TASK BRIEF ▸ Where a line below holds the string "FAIRDOWN", copy that line.
::: DATASET ENTRIES
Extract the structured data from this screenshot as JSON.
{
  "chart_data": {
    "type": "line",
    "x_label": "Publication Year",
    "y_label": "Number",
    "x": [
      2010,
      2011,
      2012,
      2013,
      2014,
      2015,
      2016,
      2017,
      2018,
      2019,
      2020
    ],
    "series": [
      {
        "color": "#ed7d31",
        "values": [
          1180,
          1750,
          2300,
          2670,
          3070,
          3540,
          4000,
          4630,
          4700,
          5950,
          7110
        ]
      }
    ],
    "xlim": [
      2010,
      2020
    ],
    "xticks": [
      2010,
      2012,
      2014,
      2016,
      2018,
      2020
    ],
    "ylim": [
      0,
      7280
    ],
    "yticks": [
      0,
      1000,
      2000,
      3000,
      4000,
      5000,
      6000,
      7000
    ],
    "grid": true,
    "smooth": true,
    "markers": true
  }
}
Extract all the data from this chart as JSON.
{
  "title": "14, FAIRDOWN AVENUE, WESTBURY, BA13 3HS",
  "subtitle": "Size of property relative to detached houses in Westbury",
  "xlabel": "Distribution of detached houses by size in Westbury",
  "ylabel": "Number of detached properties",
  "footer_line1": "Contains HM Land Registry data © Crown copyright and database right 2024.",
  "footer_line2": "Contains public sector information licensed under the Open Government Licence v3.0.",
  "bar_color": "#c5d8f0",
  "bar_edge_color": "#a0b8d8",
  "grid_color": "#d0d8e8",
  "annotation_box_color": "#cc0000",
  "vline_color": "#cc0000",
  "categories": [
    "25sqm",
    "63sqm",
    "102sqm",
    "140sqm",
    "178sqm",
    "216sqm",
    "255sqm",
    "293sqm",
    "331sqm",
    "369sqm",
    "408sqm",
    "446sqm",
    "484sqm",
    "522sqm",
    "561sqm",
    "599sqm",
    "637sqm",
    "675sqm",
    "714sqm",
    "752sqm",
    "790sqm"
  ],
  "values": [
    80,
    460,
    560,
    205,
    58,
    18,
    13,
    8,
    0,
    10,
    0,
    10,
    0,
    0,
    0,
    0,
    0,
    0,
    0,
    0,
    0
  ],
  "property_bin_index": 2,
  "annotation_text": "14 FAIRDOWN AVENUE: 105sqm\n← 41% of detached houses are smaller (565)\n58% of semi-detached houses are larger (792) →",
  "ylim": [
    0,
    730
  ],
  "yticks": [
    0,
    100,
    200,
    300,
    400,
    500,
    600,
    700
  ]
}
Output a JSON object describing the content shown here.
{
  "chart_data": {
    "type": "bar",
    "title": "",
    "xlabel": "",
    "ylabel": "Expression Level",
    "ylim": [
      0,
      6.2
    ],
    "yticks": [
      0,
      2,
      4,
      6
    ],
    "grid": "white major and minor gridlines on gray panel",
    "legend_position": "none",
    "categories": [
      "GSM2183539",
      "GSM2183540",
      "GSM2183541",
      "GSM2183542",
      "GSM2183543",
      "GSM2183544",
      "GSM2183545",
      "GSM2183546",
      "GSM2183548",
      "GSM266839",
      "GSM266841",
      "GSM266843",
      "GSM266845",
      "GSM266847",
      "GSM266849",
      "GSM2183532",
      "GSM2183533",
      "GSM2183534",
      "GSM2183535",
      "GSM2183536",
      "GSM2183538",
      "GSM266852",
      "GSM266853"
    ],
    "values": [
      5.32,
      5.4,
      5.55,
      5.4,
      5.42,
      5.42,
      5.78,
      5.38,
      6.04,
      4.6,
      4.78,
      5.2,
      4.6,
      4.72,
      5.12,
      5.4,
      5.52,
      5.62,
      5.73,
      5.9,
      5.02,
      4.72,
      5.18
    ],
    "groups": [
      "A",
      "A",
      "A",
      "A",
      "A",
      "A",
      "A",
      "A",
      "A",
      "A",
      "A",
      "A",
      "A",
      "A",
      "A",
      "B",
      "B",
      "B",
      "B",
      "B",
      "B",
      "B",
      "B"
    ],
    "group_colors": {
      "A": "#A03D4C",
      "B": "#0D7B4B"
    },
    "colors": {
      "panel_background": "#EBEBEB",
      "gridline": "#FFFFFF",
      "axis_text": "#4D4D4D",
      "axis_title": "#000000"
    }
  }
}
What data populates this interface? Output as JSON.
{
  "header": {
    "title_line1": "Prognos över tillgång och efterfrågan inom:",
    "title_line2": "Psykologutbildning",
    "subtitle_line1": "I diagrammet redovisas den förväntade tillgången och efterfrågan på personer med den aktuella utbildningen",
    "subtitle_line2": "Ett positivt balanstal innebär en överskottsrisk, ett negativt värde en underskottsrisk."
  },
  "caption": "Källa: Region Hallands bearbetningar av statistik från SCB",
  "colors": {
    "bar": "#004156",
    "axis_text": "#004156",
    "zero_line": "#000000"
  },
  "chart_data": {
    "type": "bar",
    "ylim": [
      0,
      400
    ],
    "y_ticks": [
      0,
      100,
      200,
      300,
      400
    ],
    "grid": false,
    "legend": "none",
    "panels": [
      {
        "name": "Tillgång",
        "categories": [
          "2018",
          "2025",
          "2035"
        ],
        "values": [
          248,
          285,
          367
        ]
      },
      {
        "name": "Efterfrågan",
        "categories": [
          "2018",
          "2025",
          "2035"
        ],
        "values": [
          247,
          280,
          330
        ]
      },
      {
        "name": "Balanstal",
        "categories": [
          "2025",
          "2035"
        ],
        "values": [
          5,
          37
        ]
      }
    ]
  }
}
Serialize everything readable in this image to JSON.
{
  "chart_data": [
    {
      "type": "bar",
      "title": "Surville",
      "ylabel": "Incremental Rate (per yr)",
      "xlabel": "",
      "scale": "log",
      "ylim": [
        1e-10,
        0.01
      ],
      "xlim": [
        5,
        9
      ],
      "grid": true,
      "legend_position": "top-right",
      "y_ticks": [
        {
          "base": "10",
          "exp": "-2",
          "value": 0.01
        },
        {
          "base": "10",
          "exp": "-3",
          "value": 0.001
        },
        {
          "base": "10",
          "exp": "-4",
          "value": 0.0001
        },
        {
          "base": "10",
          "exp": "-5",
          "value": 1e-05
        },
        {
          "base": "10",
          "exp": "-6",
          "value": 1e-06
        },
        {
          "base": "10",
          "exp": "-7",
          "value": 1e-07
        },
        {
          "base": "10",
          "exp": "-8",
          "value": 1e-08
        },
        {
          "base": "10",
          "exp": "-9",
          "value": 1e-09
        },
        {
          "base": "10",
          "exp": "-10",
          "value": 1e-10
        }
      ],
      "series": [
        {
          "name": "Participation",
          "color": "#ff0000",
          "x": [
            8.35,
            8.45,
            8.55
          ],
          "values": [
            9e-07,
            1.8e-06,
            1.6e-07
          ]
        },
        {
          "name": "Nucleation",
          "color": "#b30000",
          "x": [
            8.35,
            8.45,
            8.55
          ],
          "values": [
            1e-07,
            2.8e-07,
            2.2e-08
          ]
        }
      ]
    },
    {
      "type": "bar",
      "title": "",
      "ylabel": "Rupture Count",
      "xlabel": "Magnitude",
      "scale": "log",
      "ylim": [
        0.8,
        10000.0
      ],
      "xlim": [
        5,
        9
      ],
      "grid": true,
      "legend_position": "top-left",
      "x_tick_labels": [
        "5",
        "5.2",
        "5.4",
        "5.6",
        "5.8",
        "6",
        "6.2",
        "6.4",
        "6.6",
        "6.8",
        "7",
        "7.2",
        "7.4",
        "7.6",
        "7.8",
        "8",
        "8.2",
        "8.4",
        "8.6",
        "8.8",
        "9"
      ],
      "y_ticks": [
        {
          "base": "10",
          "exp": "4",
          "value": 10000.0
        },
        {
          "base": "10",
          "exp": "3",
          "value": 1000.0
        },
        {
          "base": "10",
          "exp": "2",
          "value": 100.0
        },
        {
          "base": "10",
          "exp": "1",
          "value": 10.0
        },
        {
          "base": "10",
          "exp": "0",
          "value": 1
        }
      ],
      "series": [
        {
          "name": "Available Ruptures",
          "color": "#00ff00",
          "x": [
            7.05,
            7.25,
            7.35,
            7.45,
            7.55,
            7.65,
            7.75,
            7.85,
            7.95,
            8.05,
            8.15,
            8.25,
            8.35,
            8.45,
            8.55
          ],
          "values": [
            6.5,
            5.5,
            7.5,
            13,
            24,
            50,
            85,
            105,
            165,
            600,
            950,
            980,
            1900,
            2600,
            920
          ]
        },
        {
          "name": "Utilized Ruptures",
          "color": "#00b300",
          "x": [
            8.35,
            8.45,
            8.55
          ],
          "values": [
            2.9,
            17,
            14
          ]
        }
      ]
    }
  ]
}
::::::
ANSWER TO THIS EXERCISE ▸
  "title": "14, FAIRDOWN AVENUE, WESTBURY, BA13 3HS",
  "annotation_text": "14 FAIRDOWN AVENUE: 105sqm\n← 41% of detached houses are smaller (565)\n58% of semi-detached houses are larger (792) →",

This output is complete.